Task brief>
Write the material out again exactly as it stands.

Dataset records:

--

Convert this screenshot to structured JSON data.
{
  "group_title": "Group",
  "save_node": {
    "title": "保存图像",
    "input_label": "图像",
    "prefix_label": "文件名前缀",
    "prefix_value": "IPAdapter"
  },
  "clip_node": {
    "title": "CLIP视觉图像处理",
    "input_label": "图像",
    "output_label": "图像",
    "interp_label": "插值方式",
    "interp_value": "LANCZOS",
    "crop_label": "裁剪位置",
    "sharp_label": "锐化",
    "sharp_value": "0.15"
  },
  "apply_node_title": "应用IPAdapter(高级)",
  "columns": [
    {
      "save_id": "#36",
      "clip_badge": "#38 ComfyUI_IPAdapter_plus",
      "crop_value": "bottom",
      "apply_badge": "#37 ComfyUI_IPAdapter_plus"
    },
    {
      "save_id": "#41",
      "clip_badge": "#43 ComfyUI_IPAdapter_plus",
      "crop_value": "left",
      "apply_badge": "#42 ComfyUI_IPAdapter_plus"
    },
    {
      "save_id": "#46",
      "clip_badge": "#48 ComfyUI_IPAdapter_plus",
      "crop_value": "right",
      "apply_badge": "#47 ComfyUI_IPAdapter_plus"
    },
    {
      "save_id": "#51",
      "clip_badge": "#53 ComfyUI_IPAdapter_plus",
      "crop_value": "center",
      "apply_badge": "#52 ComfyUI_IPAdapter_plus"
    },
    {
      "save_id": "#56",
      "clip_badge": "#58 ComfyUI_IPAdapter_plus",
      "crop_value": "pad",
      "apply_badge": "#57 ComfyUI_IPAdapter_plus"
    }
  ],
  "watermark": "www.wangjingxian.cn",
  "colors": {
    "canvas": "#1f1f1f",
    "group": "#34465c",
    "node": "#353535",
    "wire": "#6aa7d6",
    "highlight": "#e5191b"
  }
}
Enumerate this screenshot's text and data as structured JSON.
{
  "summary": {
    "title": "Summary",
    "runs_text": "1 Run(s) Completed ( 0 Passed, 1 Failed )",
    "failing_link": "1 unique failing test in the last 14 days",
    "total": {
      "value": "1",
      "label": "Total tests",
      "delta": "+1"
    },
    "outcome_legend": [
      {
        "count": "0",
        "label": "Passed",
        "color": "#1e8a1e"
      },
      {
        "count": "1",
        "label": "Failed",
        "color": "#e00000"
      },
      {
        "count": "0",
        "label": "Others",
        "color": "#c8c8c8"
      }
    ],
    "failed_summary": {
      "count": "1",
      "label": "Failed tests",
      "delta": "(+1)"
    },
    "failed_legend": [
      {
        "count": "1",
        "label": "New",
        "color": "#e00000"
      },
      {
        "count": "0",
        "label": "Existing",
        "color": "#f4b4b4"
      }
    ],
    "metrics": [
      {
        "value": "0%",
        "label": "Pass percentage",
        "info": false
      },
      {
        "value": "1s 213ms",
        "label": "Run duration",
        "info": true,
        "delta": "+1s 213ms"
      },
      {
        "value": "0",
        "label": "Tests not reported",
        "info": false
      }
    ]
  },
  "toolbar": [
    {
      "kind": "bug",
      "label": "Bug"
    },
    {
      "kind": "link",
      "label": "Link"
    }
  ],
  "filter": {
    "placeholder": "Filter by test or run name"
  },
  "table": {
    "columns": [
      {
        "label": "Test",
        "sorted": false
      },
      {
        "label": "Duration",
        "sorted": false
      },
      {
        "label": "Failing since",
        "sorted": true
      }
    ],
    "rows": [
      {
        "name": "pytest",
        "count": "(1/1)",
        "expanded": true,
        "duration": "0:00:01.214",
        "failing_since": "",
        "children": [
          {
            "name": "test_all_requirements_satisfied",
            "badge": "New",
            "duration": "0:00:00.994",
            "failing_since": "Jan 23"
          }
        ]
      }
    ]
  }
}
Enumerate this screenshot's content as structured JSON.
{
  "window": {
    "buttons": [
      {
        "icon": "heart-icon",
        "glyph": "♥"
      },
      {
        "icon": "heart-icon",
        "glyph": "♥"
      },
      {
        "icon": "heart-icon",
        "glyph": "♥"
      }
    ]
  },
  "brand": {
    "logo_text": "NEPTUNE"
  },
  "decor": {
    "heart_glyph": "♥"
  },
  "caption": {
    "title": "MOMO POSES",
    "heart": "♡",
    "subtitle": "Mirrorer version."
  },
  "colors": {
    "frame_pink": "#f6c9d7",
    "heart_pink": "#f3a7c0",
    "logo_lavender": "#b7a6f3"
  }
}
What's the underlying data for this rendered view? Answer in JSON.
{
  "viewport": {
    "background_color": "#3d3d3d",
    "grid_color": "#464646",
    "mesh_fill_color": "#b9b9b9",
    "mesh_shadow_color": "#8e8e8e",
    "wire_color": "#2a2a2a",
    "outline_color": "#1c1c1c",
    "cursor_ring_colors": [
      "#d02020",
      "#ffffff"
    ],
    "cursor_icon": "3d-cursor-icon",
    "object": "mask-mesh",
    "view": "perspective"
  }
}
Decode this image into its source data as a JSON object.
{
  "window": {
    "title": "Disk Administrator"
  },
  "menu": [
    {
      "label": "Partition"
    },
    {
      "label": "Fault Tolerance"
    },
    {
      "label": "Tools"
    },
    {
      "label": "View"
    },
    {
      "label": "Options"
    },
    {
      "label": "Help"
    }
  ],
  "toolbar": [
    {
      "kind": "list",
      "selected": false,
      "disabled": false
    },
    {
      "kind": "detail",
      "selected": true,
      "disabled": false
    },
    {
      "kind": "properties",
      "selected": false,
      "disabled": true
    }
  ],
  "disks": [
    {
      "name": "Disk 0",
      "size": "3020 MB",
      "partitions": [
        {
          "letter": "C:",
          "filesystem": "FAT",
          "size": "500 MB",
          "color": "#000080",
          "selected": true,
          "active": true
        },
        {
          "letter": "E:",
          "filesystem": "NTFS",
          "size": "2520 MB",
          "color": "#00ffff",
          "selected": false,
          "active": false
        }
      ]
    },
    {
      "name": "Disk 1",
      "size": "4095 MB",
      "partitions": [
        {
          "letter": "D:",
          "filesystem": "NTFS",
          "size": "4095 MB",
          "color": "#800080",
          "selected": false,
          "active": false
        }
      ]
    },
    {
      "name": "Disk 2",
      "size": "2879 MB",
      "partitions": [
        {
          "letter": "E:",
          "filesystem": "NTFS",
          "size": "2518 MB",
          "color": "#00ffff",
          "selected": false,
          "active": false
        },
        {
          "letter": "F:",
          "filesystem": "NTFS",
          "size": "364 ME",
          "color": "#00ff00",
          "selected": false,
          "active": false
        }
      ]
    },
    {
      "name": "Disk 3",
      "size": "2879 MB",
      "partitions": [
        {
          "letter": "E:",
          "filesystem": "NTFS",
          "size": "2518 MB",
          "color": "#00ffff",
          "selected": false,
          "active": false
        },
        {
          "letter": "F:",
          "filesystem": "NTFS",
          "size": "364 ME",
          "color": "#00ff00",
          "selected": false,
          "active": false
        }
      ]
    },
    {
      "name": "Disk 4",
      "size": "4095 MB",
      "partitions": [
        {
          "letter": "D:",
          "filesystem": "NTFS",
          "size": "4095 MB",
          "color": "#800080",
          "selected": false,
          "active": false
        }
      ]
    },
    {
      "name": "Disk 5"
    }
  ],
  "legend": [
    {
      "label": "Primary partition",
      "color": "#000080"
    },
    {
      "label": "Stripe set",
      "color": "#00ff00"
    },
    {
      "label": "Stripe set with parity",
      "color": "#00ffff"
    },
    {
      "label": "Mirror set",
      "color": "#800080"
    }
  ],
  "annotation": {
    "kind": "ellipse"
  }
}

--

Exercise result>
Convert this screenshot to structured JSON data.
{
  "group_title": "Group",
  "save_node": {
    "title": "保存图像",
    "input_label": "图像",
    "prefix_label": "文件名前缀",
    "prefix_value": "IPAdapter"
  },
  "clip_node": {
    "title": "CLIP视觉图像处理",
    "input_label": "图像",
    "output_label": "图像",
    "interp_label": "插值方式",
    "interp_value": "LANCZOS",
    "crop_label": "裁剪位置",
    "sharp_label": "锐化",
    "sharp_value": "0.15"
  },
  "apply_node_title": "应用IPAdapter(高级)",
  "columns": [
    {
      "save_id": "#36",
      "clip_badge": "#38 ComfyUI_IPAdapter_plus",
      "crop_value": "bottom",
      "apply_badge": "#37 ComfyUI_IPAdapter_plus"
    },
    {
      "save_id": "#41",
      "clip_badge": "#43 ComfyUI_IPAdapter_plus",
      "crop_value": "left",
      "apply_badge": "#42 ComfyUI_IPAdapter_plus"
    },
    {
      "save_id": "#46",
      "clip_badge": "#48 ComfyUI_IPAdapter_plus",
      "crop_value": "right",
      "apply_badge": "#47 ComfyUI_IPAdapter_plus"
    },
    {
      "save_id": "#51",
      "clip_badge": "#53 ComfyUI_IPAdapter_plus",
      "crop_value": "center",
      "apply_badge": "#52 ComfyUI_IPAdapter_plus"
    },
    {
      "save_id": "#56",
      "clip_badge": "#58 ComfyUI_IPAdapter_plus",
      "crop_value": "pad",
      "apply_badge": "#57 ComfyUI_IPAdapter_plus"
    }
  ],
  "watermark": "www.wangjingxian.cn",
  "colors": {
    "canvas": "#1f1f1f",
    "group": "#34465c",
    "node": "#353535",
    "wire": "#6aa7d6",
    "highlight": "#e5191b"
  }
}
Enumerate this screenshot's text and data as structured JSON.
{
  "summary": {
    "title": "Summary",
    "runs_text": "1 Run(s) Completed ( 0 Passed, 1 Failed )",
    "failing_link": "1 unique failing test in the last 14 days",
    "total": {
      "value": "1",
      "label": "Total tests",
      "delta": "+1"
    },
    "outcome_legend": [
      {
        "count": "0",
        "label": "Passed",
        "color": "#1e8a1e"
      },
      {
        "count": "1",
        "label": "Failed",
        "color": "#e00000"
      },
      {
        "count": "0",
        "label": "Others",
        "color": "#c8c8c8"
      }
    ],
    "failed_summary": {
      "count": "1",
      "label": "Failed tests",
      "delta": "(+1)"
    },
    "failed_legend": [
      {
        "count": "1",
        "label": "New",
        "color": "#e00000"
      },
      {
        "count": "0",
        "label": "Existing",
        "color": "#f4b4b4"
      }
    ],
    "metrics": [
      {
        "value": "0%",
        "label": "Pass percentage",
        "info": false
      },
      {
        "value": "1s 213ms",
        "label": "Run duration",
        "info": true,
        "delta": "+1s 213ms"
      },
      {
        "value": "0",
        "label": "Tests not reported",
        "info": false
      }
    ]
  },
  "toolbar": [
    {
      "kind": "bug",
      "label": "Bug"
    },
    {
      "kind": "link",
      "label": "Link"
    }
  ],
  "filter": {
    "placeholder": "Filter by test or run name"
  },
  "table": {
    "columns": [
      {
        "label": "Test",
        "sorted": false
      },
      {
        "label": "Duration",
        "sorted": false
      },
      {
        "label": "Failing since",
        "sorted": true
      }
    ],
    "rows": [
      {
        "name": "pytest",
        "count": "(1/1)",
        "expanded": true,
        "duration": "0:00:01.214",
        "failing_since": "",
        "children": [
          {
            "name": "test_all_requirements_satisfied",
            "badge": "New",
            "duration": "0:00:00.994",
            "failing_since": "Jan 23"
          }
        ]
      }
    ]
  }
}
Enumerate this screenshot's content as structured JSON.
{
  "window": {
    "buttons": [
      {
        "icon": "heart-icon",
        "glyph": "♥"
      },
      {
        "icon": "heart-icon",
        "glyph": "♥"
      },
      {
        "icon": "heart-icon",
        "glyph": "♥"
      }
    ]
  },
  "brand": {
    "logo_text": "NEPTUNE"
  },
  "decor": {
    "heart_glyph": "♥"
  },
  "caption": {
    "title": "MOMO POSES",
    "heart": "♡",
    "subtitle": "Mirrorer version."
  },
  "colors": {
    "frame_pink": "#f6c9d7",
    "heart_pink": "#f3a7c0",
    "logo_lavender": "#b7a6f3"
  }
}
What's the underlying data for this rendered view? Answer in JSON.
{
  "viewport": {
    "background_color": "#3d3d3d",
    "grid_color": "#464646",
    "mesh_fill_color": "#b9b9b9",
    "mesh_shadow_color": "#8e8e8e",
    "wire_color": "#2a2a2a",
    "outline_color": "#1c1c1c",
    "cursor_ring_colors": [
      "#d02020",
      "#ffffff"
    ],
    "cursor_icon": "3d-cursor-icon",
    "object": "mask-mesh",
    "view": "perspective"
  }
}
Decode this image into its source data as a JSON object.
{
  "window": {
    "title": "Disk Administrator"
  },
  "menu": [
    {
      "label": "Partition"
    },
    {
      "label": "Fault Tolerance"
    },
    {
      "label": "Tools"
    },
    {
      "label": "View"
    },
    {
      "label": "Options"
    },
    {
      "label": "Help"
    }
  ],
  "toolbar": [
    {
      "kind": "list",
      "selected": false,
      "disabled": false
    },
    {
      "kind": "detail",
      "selected": true,
      "disabled": false
    },
    {
      "kind": "properties",
      "selected": false,
      "disabled": true
    }
  ],
  "disks": [
    {
      "name": "Disk 0",
      "size": "3020 MB",
      "partitions": [
        {
          "letter": "C:",
          "filesystem": "FAT",
          "size": "500 MB",
          "color": "#000080",
          "selected": true,
          "active": true
        },
        {
          "letter": "E:",
          "filesystem": "NTFS",
          "size": "2520 MB",
          "color": "#00ffff",
          "selected": false,
          "active": false
        }
      ]
    },
    {
      "name": "Disk 1",
      "size": "4095 MB",
      "partitions": [
        {
          "letter": "D:",
          "filesystem": "NTFS",
          "size": "4095 MB",
          "color": "#800080",
          "selected": false,
          "active": false
        }
      ]
    },
    {
      "name": "Disk 2",
      "size": "2879 MB",
      "partitions": [
        {
          "letter": "E:",
          "filesystem": "NTFS",
          "size": "2518 MB",
          "color": "#00ffff",
          "selected": false,
          "active": false
        },
        {
          "letter": "F:",
          "filesystem": "NTFS",
          "size": "364 ME",
          "color": "#00ff00",
          "selected": false,
          "active": false
        }
      ]
    },
    {
      "name": "Disk 3",
      "size": "2879 MB",
      "partitions": [
        {
          "letter": "E:",
          "filesystem": "NTFS",
          "size": "2518 MB",
          "color": "#00ffff",
          "selected": false,
          "active": false
        },
        {
          "letter": "F:",
          "filesystem": "NTFS",
          "size": "364 ME",
          "color": "#00ff00",
          "selected": false,
          "active": false
        }
      ]
    },
    {
      "name": "Disk 4",
      "size": "4095 MB",
      "partitions": [
        {
          "letter": "D:",
          "filesystem": "NTFS",
          "size": "4095 MB",
          "color": "#800080",
          "selected": false,
          "active": false
        }
      ]
    },
    {
      "name": "Disk 5"
    }
  ],
  "legend": [
    {
      "label": "Primary partition",
      "color": "#000080"
    },
    {
      "label": "Stripe set",
      "color": "#00ff00"
    },
    {
      "label": "Stripe set with parity",
      "color": "#00ffff"
    },
    {
      "label": "Mirror set",
      "color": "#800080"
    }
  ],
  "annotation": {
    "kind": "ellipse"
  }
}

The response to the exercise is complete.